* _Reading passage_:
Don't even think about using a flame on the cylinder, or any temperature too hot to touch!


----------



## Tin Falcon (Oct 13, 2013)

Adding fins to the head and cylinder would allow for increased heat transfer and minimize the cooling effect of the expanding gas. 

It may also be possible to use a set screw type device to adjust the height of the valve mechanism this could allow for minor adjustments in how long the valve is open. 
That said. 
Again I encourage build tried and true designs before you try to reinvent or improve on the design. 
Tin


----------



## majorm (Oct 13, 2013)

Enthropy455 I know what you mean about the heat and pressure.  Even back in my paintball days I remember keeping the CO2 tanks, when we used those, out of the sun.  I wouldn't heat the main cylinder but maybe a small volume in the supply tube.  I talked with my swagelok rep one day about how much pressure their tube could handle at certain temps back when I was looking at steam.  He gave me a table showing the max pressure correction for certain temps.  The pressure capability drops off FAST once heat is considered.  I think I was a little misleading saying pressure vessel.  Its definitely an area to approach slowly and warm water would be the way to go if i decide to try it.  I would want to put a pressure transducer or gauge on it though to somehow quantify where it was pressure wise.         

Tin Falcon:  Ill definitely build a known design before I actually make something of my own design.


----------



## Tin Falcon (Oct 13, 2013)

* _Given data_:
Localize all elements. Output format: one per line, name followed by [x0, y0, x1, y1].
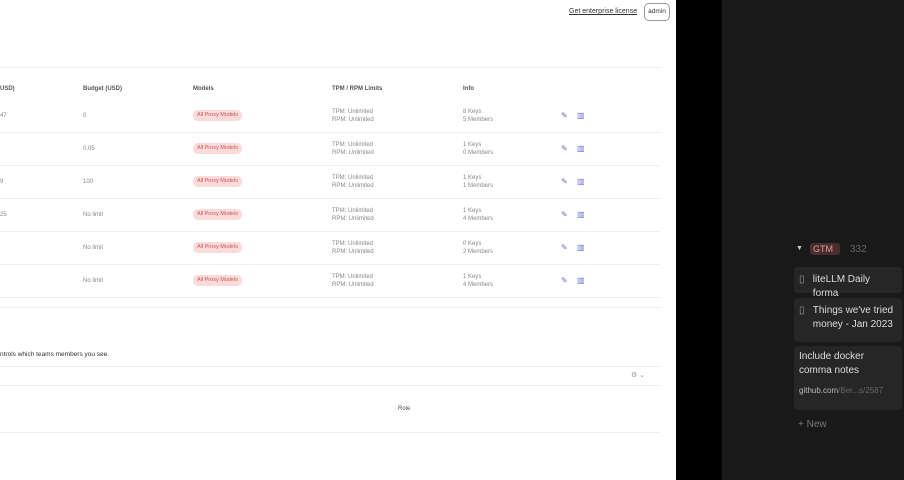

* _Challenges_:
a) In the forum thread on the engine cylinder, repeat the passage from "Don't even think" up to and including "on the design.".
b) Using the forum thread on the engine cylinder, explain why Tin Falcon suggests adding fins to the head and cylinder.

* _Exercise responses_:
a)
Don't even think about using a flame on the cylinder, or any temperature too hot to touch!


----------



## Tin Falcon (Oct 13, 2013)

Adding fins to the head and cylinder would allow for increased heat transfer and minimize the cooling effect of the expanding gas. 

It may also be possible to use a set screw type device to adjust the height of the valve mechanism this could allow for minor adjustments in how long the valve is open. 
That said. 
Again I encourage build tried and true designs before you try to reinvent or improve on the design.

b) Fins on the head and cylinder would increase heat transfer. That would minimize the cooling effect of the expanding gas.